Write the records out again, precisely as they stand.

⟨

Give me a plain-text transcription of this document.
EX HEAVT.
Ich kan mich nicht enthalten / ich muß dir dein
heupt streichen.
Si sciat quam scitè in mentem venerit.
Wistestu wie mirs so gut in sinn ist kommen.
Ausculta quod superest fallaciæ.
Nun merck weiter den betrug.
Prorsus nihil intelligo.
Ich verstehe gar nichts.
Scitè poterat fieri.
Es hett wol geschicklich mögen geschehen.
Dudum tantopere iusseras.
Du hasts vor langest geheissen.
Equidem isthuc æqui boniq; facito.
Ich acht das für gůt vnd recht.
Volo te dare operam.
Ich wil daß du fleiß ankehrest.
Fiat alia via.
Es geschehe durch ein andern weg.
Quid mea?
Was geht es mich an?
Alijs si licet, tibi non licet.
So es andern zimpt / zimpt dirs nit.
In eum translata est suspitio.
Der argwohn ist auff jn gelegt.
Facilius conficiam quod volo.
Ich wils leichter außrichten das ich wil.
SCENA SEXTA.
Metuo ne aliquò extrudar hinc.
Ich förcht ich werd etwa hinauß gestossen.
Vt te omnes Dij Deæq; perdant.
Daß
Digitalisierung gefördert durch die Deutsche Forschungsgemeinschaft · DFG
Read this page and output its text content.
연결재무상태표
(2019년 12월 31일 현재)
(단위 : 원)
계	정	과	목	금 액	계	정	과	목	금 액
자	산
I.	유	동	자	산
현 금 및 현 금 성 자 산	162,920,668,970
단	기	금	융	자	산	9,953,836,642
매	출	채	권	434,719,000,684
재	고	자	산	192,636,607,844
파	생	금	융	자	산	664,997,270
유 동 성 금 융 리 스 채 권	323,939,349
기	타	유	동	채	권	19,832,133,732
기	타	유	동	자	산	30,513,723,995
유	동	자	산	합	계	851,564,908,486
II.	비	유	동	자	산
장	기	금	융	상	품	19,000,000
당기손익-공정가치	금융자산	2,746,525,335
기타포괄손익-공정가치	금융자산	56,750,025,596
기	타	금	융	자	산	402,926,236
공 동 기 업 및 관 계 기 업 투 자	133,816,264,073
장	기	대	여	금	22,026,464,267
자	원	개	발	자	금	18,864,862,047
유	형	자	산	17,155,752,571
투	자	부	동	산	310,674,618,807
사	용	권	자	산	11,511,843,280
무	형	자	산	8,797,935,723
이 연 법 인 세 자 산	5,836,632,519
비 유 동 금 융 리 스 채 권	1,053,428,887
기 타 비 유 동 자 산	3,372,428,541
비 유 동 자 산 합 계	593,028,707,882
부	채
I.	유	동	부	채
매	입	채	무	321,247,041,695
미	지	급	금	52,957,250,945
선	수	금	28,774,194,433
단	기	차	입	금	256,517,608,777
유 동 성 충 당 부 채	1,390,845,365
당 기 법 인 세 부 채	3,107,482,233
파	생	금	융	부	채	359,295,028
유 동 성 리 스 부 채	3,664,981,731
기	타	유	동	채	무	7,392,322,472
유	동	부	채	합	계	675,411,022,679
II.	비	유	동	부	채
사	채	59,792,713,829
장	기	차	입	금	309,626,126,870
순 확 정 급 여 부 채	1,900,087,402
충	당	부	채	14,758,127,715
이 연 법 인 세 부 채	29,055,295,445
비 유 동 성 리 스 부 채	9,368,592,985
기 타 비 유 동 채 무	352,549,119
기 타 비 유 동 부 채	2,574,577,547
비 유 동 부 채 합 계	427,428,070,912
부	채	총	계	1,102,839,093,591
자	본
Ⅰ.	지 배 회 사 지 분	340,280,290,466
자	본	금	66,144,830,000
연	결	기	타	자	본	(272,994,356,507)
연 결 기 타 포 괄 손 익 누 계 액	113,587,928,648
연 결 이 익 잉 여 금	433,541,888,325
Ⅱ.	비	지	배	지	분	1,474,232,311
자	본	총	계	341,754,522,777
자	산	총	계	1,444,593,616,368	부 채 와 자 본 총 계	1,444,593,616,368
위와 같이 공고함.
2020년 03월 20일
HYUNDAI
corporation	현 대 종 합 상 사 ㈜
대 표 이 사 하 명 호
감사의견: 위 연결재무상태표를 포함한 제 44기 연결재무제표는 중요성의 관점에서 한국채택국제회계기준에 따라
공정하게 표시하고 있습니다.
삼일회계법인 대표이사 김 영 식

⟩

#### [TASK RESULT]
Give me a plain-text transcription of this document.
EX HEAVT.
Ich kan mich nicht enthalten / ich muß dir dein
heupt streichen.
Si sciat quam scitè in mentem venerit.
Wistestu wie mirs so gut in sinn ist kommen.
Ausculta quod superest fallaciæ.
Nun merck weiter den betrug.
Prorsus nihil intelligo.
Ich verstehe gar nichts.
Scitè poterat fieri.
Es hett wol geschicklich mögen geschehen.
Dudum tantopere iusseras.
Du hasts vor langest geheissen.
Equidem isthuc æqui boniq; facito.
Ich acht das für gůt vnd recht.
Volo te dare operam.
Ich wil daß du fleiß ankehrest.
Fiat alia via.
Es geschehe durch ein andern weg.
Quid mea?
Was geht es mich an?
Alijs si licet, tibi non licet.
So es andern zimpt / zimpt dirs nit.
In eum translata est suspitio.
Der argwohn ist auff jn gelegt.
Facilius conficiam quod volo.
Ich wils leichter außrichten das ich wil.
SCENA SEXTA.
Metuo ne aliquò extrudar hinc.
Ich förcht ich werd etwa hinauß gestossen.
Vt te omnes Dij Deæq; perdant.
Daß
Digitalisierung gefördert durch die Deutsche Forschungsgemeinschaft · DFG
Read this page and output its text content.
연결재무상태표
(2019년 12월 31일 현재)
(단위 : 원)
계	정	과	목	금 액	계	정	과	목	금 액
자	산
I.	유	동	자	산
현 금 및 현 금 성 자 산	162,920,668,970
단	기	금	융	자	산	9,953,836,642
매	출	채	권	434,719,000,684
재	고	자	산	192,636,607,844
파	생	금	융	자	산	664,997,270
유 동 성 금 융 리 스 채 권	323,939,349
기	타	유	동	채	권	19,832,133,732
기	타	유	동	자	산	30,513,723,995
유	동	자	산	합	계	851,564,908,486
II.	비	유	동	자	산
장	기	금	융	상	품	19,000,000
당기손익-공정가치	금융자산	2,746,525,335
기타포괄손익-공정가치	금융자산	56,750,025,596
기	타	금	융	자	산	402,926,236
공 동 기 업 및 관 계 기 업 투 자	133,816,264,073
장	기	대	여	금	22,026,464,267
자	원	개	발	자	금	18,864,862,047
유	형	자	산	17,155,752,571
투	자	부	동	산	310,674,618,807
사	용	권	자	산	11,511,843,280
무	형	자	산	8,797,935,723
이 연 법 인 세 자 산	5,836,632,519
비 유 동 금 융 리 스 채 권	1,053,428,887
기 타 비 유 동 자 산	3,372,428,541
비 유 동 자 산 합 계	593,028,707,882
부	채
I.	유	동	부	채
매	입	채	무	321,247,041,695
미	지	급	금	52,957,250,945
선	수	금	28,774,194,433
단	기	차	입	금	256,517,608,777
유 동 성 충 당 부 채	1,390,845,365
당 기 법 인 세 부 채	3,107,482,233
파	생	금	융	부	채	359,295,028
유 동 성 리 스 부 채	3,664,981,731
기	타	유	동	채	무	7,392,322,472
유	동	부	채	합	계	675,411,022,679
II.	비	유	동	부	채
사	채	59,792,713,829
장	기	차	입	금	309,626,126,870
순 확 정 급 여 부 채	1,900,087,402
충	당	부	채	14,758,127,715
이 연 법 인 세 부 채	29,055,295,445
비 유 동 성 리 스 부 채	9,368,592,985
기 타 비 유 동 채 무	352,549,119
기 타 비 유 동 부 채	2,574,577,547
비 유 동 부 채 합 계	427,428,070,912
부	채	총	계	1,102,839,093,591
자	본
Ⅰ.	지 배 회 사 지 분	340,280,290,466
자	본	금	66,144,830,000
연	결	기	타	자	본	(272,994,356,507)
연 결 기 타 포 괄 손 익 누 계 액	113,587,928,648
연 결 이 익 잉 여 금	433,541,888,325
Ⅱ.	비	지	배	지	분	1,474,232,311
자	본	총	계	341,754,522,777
자	산	총	계	1,444,593,616,368	부 채 와 자 본 총 계	1,444,593,616,368
위와 같이 공고함.
2020년 03월 20일
HYUNDAI
corporation	현 대 종 합 상 사 ㈜
대 표 이 사 하 명 호
감사의견: 위 연결재무상태표를 포함한 제 44기 연결재무제표는 중요성의 관점에서 한국채택국제회계기준에 따라
공정하게 표시하고 있습니다.
삼일회계법인 대표이사 김 영 식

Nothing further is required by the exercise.